## To do
Print the entries below word for word; the pictures stay out of your copy.

## Dataset rows
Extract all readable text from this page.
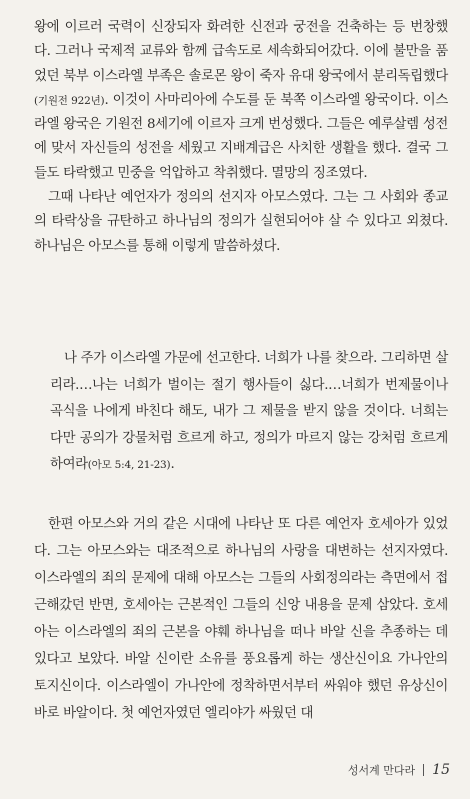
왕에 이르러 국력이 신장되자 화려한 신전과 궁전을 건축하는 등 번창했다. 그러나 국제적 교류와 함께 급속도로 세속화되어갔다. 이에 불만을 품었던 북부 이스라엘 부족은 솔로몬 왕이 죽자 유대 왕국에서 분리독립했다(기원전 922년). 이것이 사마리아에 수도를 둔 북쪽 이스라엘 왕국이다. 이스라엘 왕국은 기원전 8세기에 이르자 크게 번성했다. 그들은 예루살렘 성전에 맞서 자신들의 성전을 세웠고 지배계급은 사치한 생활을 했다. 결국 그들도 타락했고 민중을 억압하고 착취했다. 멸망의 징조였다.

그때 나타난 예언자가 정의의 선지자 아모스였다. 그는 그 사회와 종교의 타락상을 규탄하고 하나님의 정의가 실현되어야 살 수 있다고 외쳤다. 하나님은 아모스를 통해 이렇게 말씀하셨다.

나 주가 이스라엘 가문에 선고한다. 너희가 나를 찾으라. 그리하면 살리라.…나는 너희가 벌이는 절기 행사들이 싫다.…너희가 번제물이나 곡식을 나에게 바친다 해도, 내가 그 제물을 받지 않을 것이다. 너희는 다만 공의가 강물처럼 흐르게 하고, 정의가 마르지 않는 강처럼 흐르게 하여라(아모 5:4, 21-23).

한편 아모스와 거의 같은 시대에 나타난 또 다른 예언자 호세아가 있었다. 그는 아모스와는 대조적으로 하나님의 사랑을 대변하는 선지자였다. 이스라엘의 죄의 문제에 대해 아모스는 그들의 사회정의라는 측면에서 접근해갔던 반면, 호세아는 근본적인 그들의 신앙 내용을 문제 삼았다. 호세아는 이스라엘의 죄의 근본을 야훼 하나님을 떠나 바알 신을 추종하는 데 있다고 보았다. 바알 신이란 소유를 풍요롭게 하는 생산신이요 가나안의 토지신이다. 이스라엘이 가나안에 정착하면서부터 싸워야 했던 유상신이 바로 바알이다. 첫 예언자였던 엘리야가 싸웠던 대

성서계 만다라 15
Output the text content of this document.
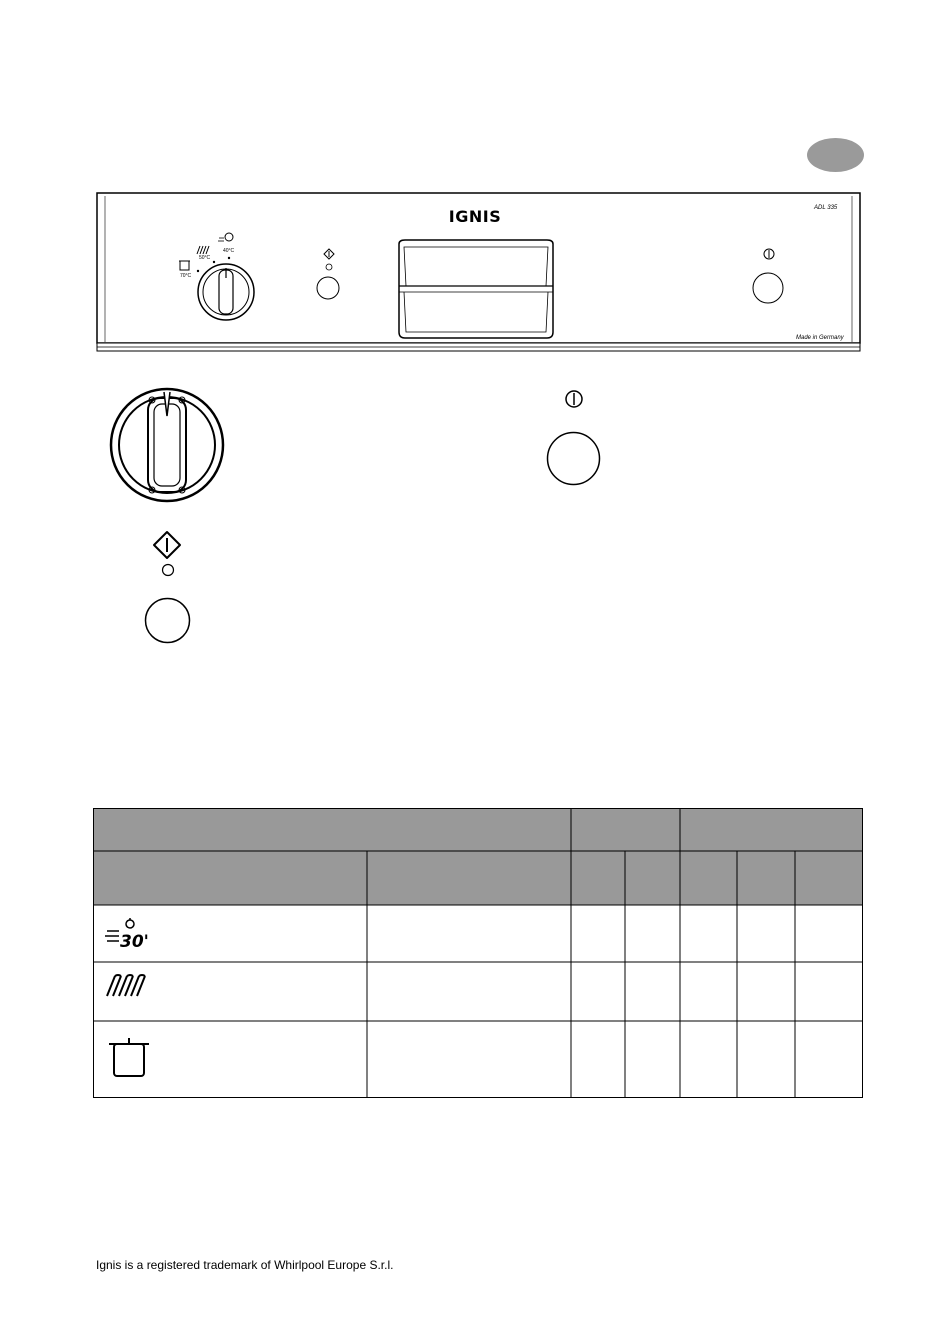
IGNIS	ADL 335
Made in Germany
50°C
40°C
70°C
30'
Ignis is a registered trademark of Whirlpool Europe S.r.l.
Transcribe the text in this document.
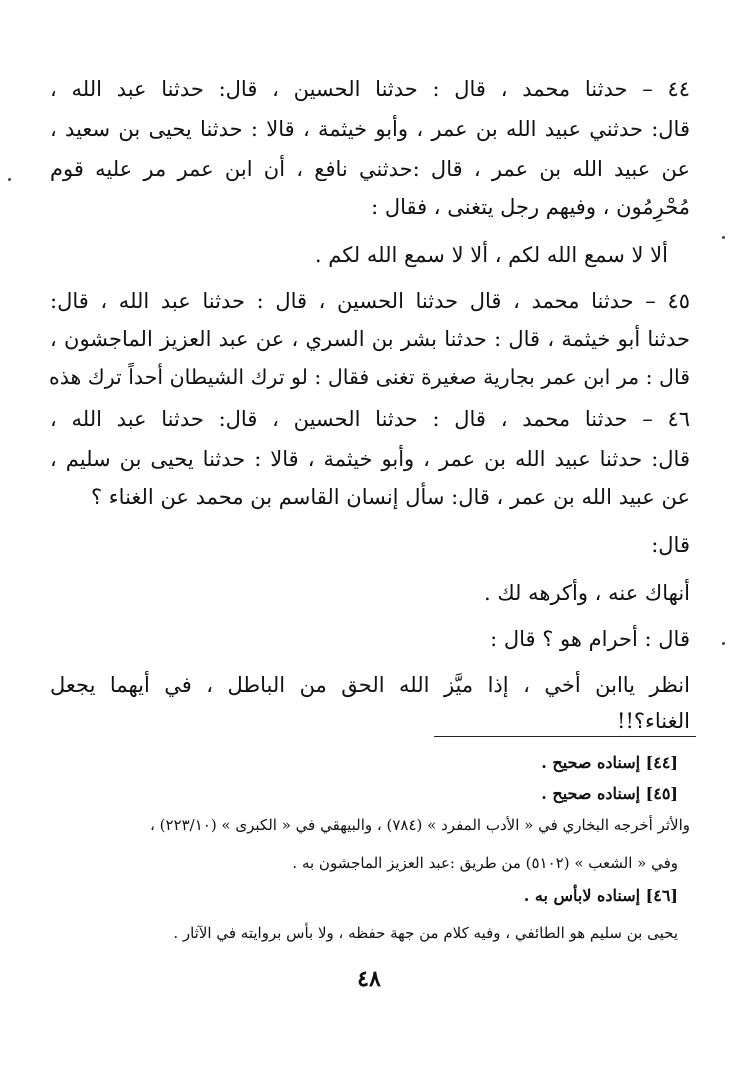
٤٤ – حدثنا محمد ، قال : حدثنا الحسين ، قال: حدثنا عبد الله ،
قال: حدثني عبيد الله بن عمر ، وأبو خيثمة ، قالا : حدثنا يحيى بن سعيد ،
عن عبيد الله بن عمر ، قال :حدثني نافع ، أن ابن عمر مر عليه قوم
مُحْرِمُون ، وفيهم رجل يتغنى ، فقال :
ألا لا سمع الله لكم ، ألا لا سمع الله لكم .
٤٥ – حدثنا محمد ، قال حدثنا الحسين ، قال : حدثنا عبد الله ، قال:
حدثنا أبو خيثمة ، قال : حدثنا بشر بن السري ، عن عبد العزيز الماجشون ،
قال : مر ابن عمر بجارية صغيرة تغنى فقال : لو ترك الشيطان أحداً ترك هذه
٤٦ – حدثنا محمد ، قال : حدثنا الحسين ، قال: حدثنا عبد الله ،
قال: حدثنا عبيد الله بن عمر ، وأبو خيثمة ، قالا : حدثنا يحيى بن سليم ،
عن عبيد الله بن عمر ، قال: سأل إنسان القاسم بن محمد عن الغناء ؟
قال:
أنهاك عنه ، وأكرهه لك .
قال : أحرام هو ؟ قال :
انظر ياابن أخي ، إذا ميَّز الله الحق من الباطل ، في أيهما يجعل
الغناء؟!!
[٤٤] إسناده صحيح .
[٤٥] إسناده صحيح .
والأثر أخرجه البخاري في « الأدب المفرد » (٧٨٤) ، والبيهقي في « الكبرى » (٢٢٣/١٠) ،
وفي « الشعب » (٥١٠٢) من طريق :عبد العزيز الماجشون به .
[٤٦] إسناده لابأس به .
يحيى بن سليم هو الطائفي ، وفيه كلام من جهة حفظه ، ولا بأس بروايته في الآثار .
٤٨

## Written answer
Extract all readable text from this page.
왕에 이르러 국력이 신장되자 화려한 신전과 궁전을 건축하는 등 번창했다. 그러나 국제적 교류와 함께 급속도로 세속화되어갔다. 이에 불만을 품었던 북부 이스라엘 부족은 솔로몬 왕이 죽자 유대 왕국에서 분리독립했다(기원전 922년). 이것이 사마리아에 수도를 둔 북쪽 이스라엘 왕국이다. 이스라엘 왕국은 기원전 8세기에 이르자 크게 번성했다. 그들은 예루살렘 성전에 맞서 자신들의 성전을 세웠고 지배계급은 사치한 생활을 했다. 결국 그들도 타락했고 민중을 억압하고 착취했다. 멸망의 징조였다.

그때 나타난 예언자가 정의의 선지자 아모스였다. 그는 그 사회와 종교의 타락상을 규탄하고 하나님의 정의가 실현되어야 살 수 있다고 외쳤다. 하나님은 아모스를 통해 이렇게 말씀하셨다.

나 주가 이스라엘 가문에 선고한다. 너희가 나를 찾으라. 그리하면 살리라.…나는 너희가 벌이는 절기 행사들이 싫다.…너희가 번제물이나 곡식을 나에게 바친다 해도, 내가 그 제물을 받지 않을 것이다. 너희는 다만 공의가 강물처럼 흐르게 하고, 정의가 마르지 않는 강처럼 흐르게 하여라(아모 5:4, 21-23).

한편 아모스와 거의 같은 시대에 나타난 또 다른 예언자 호세아가 있었다. 그는 아모스와는 대조적으로 하나님의 사랑을 대변하는 선지자였다. 이스라엘의 죄의 문제에 대해 아모스는 그들의 사회정의라는 측면에서 접근해갔던 반면, 호세아는 근본적인 그들의 신앙 내용을 문제 삼았다. 호세아는 이스라엘의 죄의 근본을 야훼 하나님을 떠나 바알 신을 추종하는 데 있다고 보았다. 바알 신이란 소유를 풍요롭게 하는 생산신이요 가나안의 토지신이다. 이스라엘이 가나안에 정착하면서부터 싸워야 했던 유상신이 바로 바알이다. 첫 예언자였던 엘리야가 싸웠던 대

성서계 만다라 15
Output the text content of this document.
IGNIS	ADL 335
Made in Germany
50°C
40°C
70°C
30'
Ignis is a registered trademark of Whirlpool Europe S.r.l.
Transcribe the text in this document.
٤٤ – حدثنا محمد ، قال : حدثنا الحسين ، قال: حدثنا عبد الله ،
قال: حدثني عبيد الله بن عمر ، وأبو خيثمة ، قالا : حدثنا يحيى بن سعيد ،
عن عبيد الله بن عمر ، قال :حدثني نافع ، أن ابن عمر مر عليه قوم
مُحْرِمُون ، وفيهم رجل يتغنى ، فقال :
ألا لا سمع الله لكم ، ألا لا سمع الله لكم .
٤٥ – حدثنا محمد ، قال حدثنا الحسين ، قال : حدثنا عبد الله ، قال:
حدثنا أبو خيثمة ، قال : حدثنا بشر بن السري ، عن عبد العزيز الماجشون ،
قال : مر ابن عمر بجارية صغيرة تغنى فقال : لو ترك الشيطان أحداً ترك هذه
٤٦ – حدثنا محمد ، قال : حدثنا الحسين ، قال: حدثنا عبد الله ،
قال: حدثنا عبيد الله بن عمر ، وأبو خيثمة ، قالا : حدثنا يحيى بن سليم ،
عن عبيد الله بن عمر ، قال: سأل إنسان القاسم بن محمد عن الغناء ؟
قال:
أنهاك عنه ، وأكرهه لك .
قال : أحرام هو ؟ قال :
انظر ياابن أخي ، إذا ميَّز الله الحق من الباطل ، في أيهما يجعل
الغناء؟!!
[٤٤] إسناده صحيح .
[٤٥] إسناده صحيح .
والأثر أخرجه البخاري في « الأدب المفرد » (٧٨٤) ، والبيهقي في « الكبرى » (٢٢٣/١٠) ،
وفي « الشعب » (٥١٠٢) من طريق :عبد العزيز الماجشون به .
[٤٦] إسناده لابأس به .
يحيى بن سليم هو الطائفي ، وفيه كلام من جهة حفظه ، ولا بأس بروايته في الآثار .
٤٨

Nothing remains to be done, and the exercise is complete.